(Records contained in a dataset)
-=-=-=-=-
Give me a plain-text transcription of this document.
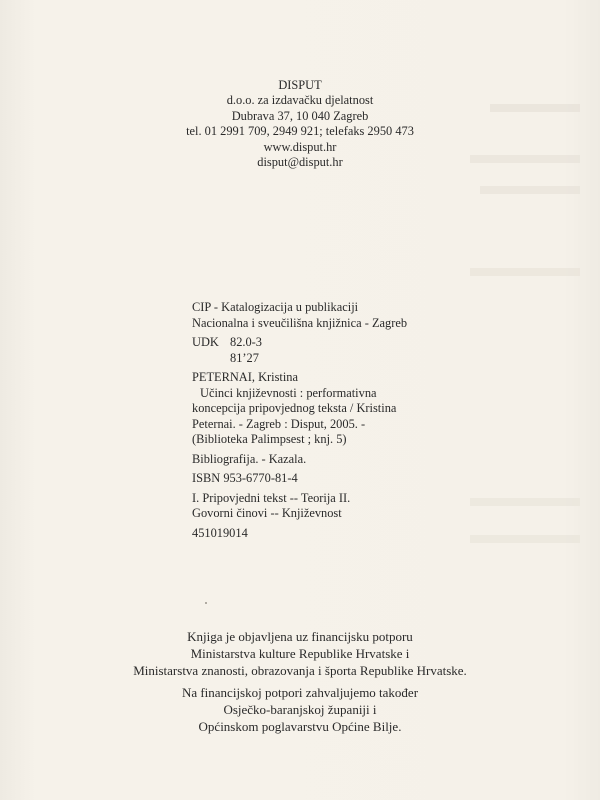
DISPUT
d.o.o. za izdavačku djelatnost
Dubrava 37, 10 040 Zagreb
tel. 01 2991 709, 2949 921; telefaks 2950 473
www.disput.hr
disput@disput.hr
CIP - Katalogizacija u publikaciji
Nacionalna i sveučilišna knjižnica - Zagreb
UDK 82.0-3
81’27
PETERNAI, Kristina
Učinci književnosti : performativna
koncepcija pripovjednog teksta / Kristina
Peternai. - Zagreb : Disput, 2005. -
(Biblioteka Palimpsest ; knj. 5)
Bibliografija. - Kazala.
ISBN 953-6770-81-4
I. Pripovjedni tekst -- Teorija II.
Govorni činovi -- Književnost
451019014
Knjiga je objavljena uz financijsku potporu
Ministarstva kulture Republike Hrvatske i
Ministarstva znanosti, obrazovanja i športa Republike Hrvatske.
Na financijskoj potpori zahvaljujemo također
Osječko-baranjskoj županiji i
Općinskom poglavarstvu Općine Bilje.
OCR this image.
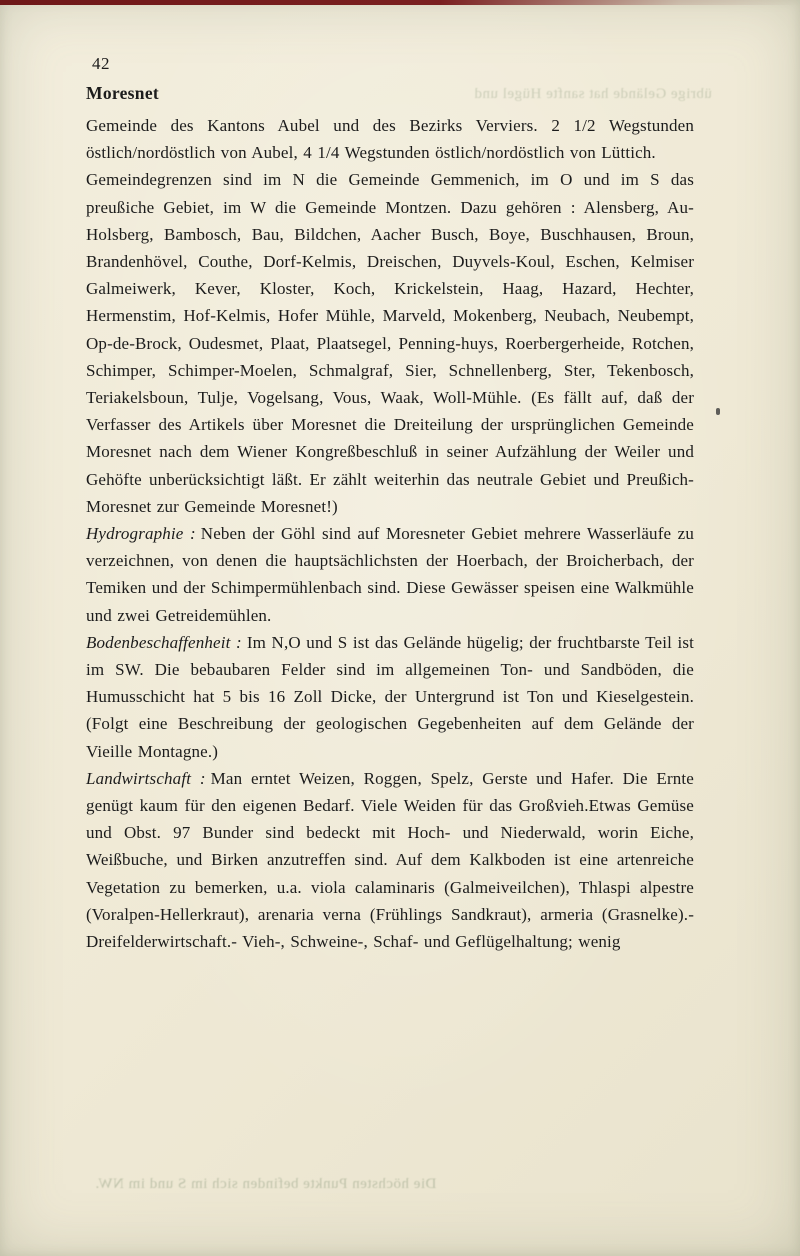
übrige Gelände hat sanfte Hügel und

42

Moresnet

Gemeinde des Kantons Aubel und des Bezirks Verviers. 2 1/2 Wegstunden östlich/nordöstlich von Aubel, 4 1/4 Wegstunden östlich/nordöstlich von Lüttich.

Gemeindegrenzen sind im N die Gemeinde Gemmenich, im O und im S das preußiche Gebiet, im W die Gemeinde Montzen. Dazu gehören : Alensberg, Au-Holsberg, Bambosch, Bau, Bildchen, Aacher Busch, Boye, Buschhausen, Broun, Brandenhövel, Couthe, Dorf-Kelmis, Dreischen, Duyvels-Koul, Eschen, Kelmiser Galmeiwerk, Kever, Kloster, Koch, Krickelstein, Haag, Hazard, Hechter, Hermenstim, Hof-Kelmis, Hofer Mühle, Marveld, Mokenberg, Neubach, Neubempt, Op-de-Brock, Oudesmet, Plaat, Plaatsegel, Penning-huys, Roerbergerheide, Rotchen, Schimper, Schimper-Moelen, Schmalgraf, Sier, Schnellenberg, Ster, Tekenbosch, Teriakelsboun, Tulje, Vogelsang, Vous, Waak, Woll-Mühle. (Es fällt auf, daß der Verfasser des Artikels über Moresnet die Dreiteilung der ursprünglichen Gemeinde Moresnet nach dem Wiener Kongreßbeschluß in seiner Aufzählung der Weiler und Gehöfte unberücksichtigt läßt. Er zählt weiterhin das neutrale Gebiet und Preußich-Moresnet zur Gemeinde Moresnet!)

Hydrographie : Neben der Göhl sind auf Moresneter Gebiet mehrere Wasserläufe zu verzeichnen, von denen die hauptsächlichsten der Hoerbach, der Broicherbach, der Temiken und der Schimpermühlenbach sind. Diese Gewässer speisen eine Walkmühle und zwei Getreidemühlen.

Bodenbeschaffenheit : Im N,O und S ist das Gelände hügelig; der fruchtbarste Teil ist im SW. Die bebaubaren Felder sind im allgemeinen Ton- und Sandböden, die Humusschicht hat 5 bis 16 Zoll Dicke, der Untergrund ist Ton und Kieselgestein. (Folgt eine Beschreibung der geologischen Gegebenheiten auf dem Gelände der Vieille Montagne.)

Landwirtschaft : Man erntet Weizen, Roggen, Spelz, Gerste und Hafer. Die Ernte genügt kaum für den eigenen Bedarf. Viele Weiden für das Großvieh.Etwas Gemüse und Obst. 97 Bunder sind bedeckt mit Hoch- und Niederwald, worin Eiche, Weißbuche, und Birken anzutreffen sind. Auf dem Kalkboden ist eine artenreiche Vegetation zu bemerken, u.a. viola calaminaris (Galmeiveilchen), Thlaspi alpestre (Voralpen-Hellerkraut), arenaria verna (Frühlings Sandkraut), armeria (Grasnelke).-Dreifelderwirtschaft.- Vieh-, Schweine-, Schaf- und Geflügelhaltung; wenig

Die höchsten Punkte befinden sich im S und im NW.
-=-=-=-=-
What this task involves. Repeat the material above in full and exactly, apart from the pictures.

Solution to this problem.
Give me a plain-text transcription of this document.
DISPUT
d.o.o. za izdavačku djelatnost
Dubrava 37, 10 040 Zagreb
tel. 01 2991 709, 2949 921; telefaks 2950 473
www.disput.hr
disput@disput.hr
CIP - Katalogizacija u publikaciji
Nacionalna i sveučilišna knjižnica - Zagreb
UDK 82.0-3
81’27
PETERNAI, Kristina
Učinci književnosti : performativna
koncepcija pripovjednog teksta / Kristina
Peternai. - Zagreb : Disput, 2005. -
(Biblioteka Palimpsest ; knj. 5)
Bibliografija. - Kazala.
ISBN 953-6770-81-4
I. Pripovjedni tekst -- Teorija II.
Govorni činovi -- Književnost
451019014
Knjiga je objavljena uz financijsku potporu
Ministarstva kulture Republike Hrvatske i
Ministarstva znanosti, obrazovanja i športa Republike Hrvatske.
Na financijskoj potpori zahvaljujemo također
Osječko-baranjskoj županiji i
Općinskom poglavarstvu Općine Bilje.
OCR this image.
übrige Gelände hat sanfte Hügel und

42

Moresnet

Gemeinde des Kantons Aubel und des Bezirks Verviers. 2 1/2 Wegstunden östlich/nordöstlich von Aubel, 4 1/4 Wegstunden östlich/nordöstlich von Lüttich.

Gemeindegrenzen sind im N die Gemeinde Gemmenich, im O und im S das preußiche Gebiet, im W die Gemeinde Montzen. Dazu gehören : Alensberg, Au-Holsberg, Bambosch, Bau, Bildchen, Aacher Busch, Boye, Buschhausen, Broun, Brandenhövel, Couthe, Dorf-Kelmis, Dreischen, Duyvels-Koul, Eschen, Kelmiser Galmeiwerk, Kever, Kloster, Koch, Krickelstein, Haag, Hazard, Hechter, Hermenstim, Hof-Kelmis, Hofer Mühle, Marveld, Mokenberg, Neubach, Neubempt, Op-de-Brock, Oudesmet, Plaat, Plaatsegel, Penning-huys, Roerbergerheide, Rotchen, Schimper, Schimper-Moelen, Schmalgraf, Sier, Schnellenberg, Ster, Tekenbosch, Teriakelsboun, Tulje, Vogelsang, Vous, Waak, Woll-Mühle. (Es fällt auf, daß der Verfasser des Artikels über Moresnet die Dreiteilung der ursprünglichen Gemeinde Moresnet nach dem Wiener Kongreßbeschluß in seiner Aufzählung der Weiler und Gehöfte unberücksichtigt läßt. Er zählt weiterhin das neutrale Gebiet und Preußich-Moresnet zur Gemeinde Moresnet!)

Hydrographie : Neben der Göhl sind auf Moresneter Gebiet mehrere Wasserläufe zu verzeichnen, von denen die hauptsächlichsten der Hoerbach, der Broicherbach, der Temiken und der Schimpermühlenbach sind. Diese Gewässer speisen eine Walkmühle und zwei Getreidemühlen.

Bodenbeschaffenheit : Im N,O und S ist das Gelände hügelig; der fruchtbarste Teil ist im SW. Die bebaubaren Felder sind im allgemeinen Ton- und Sandböden, die Humusschicht hat 5 bis 16 Zoll Dicke, der Untergrund ist Ton und Kieselgestein. (Folgt eine Beschreibung der geologischen Gegebenheiten auf dem Gelände der Vieille Montagne.)

Landwirtschaft : Man erntet Weizen, Roggen, Spelz, Gerste und Hafer. Die Ernte genügt kaum für den eigenen Bedarf. Viele Weiden für das Großvieh.Etwas Gemüse und Obst. 97 Bunder sind bedeckt mit Hoch- und Niederwald, worin Eiche, Weißbuche, und Birken anzutreffen sind. Auf dem Kalkboden ist eine artenreiche Vegetation zu bemerken, u.a. viola calaminaris (Galmeiveilchen), Thlaspi alpestre (Voralpen-Hellerkraut), arenaria verna (Frühlings Sandkraut), armeria (Grasnelke).-Dreifelderwirtschaft.- Vieh-, Schweine-, Schaf- und Geflügelhaltung; wenig

Die höchsten Punkte befinden sich im S und im NW.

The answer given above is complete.